Extracted records:
— Start —

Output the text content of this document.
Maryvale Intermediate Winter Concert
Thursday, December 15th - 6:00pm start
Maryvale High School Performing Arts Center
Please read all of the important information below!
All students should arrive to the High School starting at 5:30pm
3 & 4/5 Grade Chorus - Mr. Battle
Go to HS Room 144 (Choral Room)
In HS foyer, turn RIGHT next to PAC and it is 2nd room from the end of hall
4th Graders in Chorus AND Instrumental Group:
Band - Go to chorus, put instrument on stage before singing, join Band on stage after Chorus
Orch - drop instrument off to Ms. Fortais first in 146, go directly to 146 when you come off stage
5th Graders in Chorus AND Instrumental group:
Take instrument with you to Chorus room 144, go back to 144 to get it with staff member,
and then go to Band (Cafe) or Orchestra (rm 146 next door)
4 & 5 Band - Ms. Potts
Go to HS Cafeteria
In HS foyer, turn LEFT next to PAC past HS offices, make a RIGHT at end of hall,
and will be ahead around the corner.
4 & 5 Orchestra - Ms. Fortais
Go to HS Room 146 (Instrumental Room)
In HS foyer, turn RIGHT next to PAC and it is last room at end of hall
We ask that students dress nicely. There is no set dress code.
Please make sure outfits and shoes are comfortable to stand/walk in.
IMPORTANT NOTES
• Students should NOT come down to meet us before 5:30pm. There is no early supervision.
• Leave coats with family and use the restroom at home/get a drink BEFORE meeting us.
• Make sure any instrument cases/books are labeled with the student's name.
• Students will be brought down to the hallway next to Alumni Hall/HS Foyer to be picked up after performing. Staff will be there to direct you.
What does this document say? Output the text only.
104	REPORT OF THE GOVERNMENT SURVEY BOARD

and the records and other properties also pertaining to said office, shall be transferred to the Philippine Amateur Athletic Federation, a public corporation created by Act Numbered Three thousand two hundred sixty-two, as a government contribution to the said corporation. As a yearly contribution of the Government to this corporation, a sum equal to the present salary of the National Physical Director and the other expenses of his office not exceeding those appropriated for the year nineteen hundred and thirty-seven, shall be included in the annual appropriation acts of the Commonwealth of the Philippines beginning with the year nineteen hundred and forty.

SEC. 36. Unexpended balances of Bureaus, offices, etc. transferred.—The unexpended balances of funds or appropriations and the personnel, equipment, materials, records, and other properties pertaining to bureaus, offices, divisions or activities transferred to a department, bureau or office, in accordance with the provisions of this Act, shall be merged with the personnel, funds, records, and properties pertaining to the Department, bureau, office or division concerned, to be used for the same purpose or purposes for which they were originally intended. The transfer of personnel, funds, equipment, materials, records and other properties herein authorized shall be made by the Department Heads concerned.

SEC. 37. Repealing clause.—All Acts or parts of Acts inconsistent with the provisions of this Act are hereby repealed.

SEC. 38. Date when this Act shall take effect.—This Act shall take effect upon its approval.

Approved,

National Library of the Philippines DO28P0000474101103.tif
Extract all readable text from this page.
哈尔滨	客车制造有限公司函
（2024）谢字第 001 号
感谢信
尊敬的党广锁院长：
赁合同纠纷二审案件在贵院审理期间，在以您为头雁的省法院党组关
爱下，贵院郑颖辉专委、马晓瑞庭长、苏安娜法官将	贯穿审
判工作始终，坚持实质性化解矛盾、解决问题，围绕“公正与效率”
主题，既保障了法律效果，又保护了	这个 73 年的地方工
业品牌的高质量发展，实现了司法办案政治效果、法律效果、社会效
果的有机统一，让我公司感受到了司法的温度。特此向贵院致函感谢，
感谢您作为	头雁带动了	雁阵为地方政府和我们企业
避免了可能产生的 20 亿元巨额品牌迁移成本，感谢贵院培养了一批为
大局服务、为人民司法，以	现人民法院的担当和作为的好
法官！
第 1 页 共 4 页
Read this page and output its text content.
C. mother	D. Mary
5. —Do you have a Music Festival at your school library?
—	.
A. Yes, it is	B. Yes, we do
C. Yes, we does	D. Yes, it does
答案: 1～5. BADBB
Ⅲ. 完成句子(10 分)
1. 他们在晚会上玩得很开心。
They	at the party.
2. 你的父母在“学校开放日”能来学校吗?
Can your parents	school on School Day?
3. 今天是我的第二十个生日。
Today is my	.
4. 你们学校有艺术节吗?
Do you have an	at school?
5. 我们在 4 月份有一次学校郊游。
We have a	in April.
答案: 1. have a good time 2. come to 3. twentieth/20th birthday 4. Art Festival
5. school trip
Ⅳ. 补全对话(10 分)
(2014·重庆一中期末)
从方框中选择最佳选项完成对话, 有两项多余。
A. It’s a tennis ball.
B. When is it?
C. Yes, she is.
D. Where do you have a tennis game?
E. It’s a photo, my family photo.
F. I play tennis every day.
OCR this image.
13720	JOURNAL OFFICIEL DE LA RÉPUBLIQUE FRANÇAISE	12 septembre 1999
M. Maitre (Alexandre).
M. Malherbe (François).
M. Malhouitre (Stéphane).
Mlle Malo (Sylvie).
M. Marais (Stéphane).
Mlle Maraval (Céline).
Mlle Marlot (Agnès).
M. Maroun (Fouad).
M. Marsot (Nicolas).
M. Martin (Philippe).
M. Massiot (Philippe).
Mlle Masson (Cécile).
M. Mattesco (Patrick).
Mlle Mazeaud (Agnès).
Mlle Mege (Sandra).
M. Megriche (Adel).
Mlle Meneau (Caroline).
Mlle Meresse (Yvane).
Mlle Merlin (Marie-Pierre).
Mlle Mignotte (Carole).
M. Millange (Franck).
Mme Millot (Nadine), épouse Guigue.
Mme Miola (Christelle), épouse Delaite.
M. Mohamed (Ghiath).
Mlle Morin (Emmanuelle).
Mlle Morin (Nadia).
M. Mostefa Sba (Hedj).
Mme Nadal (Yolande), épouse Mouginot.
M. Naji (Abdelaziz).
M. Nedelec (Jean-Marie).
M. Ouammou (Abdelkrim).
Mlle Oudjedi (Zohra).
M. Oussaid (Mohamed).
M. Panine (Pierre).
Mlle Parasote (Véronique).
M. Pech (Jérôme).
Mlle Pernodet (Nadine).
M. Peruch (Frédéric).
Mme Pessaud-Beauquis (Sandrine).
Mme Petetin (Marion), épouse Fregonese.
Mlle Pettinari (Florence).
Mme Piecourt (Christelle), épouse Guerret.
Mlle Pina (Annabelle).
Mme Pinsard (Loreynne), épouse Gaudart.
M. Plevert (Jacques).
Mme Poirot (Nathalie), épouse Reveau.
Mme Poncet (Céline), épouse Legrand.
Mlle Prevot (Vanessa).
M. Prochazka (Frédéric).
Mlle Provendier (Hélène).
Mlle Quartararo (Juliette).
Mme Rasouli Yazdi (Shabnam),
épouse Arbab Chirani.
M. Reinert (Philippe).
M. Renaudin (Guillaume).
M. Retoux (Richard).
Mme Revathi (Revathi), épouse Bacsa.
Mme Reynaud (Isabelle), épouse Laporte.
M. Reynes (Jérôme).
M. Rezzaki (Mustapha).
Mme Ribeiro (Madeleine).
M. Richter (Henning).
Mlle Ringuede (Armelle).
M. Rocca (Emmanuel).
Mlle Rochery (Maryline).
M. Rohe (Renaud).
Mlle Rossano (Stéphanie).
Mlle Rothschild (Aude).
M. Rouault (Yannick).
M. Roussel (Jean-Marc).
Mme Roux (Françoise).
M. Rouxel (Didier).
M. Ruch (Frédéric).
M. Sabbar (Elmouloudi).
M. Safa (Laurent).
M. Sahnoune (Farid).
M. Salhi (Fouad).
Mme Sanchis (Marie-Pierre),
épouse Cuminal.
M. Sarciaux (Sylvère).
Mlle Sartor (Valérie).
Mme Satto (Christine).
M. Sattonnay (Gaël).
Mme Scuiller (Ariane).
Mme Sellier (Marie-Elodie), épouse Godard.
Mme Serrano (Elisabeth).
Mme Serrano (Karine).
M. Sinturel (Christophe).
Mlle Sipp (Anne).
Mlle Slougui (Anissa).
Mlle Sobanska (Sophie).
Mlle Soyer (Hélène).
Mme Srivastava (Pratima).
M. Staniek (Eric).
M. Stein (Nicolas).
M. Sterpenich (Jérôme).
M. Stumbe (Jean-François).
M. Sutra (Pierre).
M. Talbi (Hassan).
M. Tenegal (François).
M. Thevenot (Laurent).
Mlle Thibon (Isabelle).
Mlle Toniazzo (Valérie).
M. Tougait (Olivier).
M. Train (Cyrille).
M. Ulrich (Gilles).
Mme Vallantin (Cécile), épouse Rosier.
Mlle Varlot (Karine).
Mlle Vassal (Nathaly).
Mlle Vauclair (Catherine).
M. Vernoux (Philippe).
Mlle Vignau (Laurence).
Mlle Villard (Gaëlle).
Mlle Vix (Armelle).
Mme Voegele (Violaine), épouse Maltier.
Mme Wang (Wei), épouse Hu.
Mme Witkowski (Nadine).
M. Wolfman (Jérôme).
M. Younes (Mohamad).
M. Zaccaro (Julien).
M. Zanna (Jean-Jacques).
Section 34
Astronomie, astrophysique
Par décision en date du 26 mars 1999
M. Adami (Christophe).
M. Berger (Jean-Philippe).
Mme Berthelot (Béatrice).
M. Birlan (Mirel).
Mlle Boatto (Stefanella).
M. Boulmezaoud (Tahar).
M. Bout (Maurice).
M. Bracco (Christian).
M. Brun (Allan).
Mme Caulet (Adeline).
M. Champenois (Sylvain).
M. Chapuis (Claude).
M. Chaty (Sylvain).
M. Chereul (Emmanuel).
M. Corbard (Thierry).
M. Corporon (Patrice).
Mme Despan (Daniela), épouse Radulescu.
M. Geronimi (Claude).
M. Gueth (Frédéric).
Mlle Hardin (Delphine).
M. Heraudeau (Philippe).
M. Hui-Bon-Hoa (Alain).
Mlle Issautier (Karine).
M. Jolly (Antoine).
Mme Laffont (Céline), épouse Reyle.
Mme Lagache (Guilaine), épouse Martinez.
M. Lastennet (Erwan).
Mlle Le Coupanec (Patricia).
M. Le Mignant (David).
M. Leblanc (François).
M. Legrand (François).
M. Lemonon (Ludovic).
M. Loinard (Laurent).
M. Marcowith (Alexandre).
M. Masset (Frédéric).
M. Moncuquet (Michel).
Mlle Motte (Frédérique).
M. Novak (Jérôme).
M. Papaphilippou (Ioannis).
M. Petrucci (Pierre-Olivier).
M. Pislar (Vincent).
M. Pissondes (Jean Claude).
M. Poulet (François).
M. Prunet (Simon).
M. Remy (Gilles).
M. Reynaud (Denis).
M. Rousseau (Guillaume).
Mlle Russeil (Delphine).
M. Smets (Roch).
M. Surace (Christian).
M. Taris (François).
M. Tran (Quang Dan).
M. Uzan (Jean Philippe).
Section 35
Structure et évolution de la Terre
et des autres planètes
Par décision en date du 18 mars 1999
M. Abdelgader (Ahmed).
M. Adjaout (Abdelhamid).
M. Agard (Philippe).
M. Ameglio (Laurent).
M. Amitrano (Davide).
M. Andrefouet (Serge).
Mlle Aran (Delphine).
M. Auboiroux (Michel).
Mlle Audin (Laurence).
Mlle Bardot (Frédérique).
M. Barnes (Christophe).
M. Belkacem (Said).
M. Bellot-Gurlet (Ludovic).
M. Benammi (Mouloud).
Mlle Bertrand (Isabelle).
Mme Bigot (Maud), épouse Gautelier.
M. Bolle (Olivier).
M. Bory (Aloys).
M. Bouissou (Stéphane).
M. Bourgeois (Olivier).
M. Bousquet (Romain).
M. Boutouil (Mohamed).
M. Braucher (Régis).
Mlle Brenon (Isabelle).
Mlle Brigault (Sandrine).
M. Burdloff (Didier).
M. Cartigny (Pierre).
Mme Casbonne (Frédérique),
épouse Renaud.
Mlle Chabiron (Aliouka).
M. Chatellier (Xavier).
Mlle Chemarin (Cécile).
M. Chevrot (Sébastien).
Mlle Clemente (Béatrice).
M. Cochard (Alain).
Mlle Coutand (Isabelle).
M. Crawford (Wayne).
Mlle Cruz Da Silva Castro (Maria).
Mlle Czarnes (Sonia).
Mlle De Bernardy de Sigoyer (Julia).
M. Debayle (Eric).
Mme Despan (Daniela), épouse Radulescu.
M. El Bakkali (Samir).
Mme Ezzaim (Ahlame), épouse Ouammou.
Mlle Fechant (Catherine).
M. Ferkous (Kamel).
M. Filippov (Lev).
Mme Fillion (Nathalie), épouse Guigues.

— End —

**What you should do:** Look through the data above. Find each line with the string "RIGHT" and copy it.

**Response for this exercise:**
In HS foyer, turn RIGHT next to PAC and it is 2nd room from the end of hall
In HS foyer, turn LEFT next to PAC past HS offices, make a RIGHT at end of hall,
In HS foyer, turn RIGHT next to PAC and it is last room at end of hall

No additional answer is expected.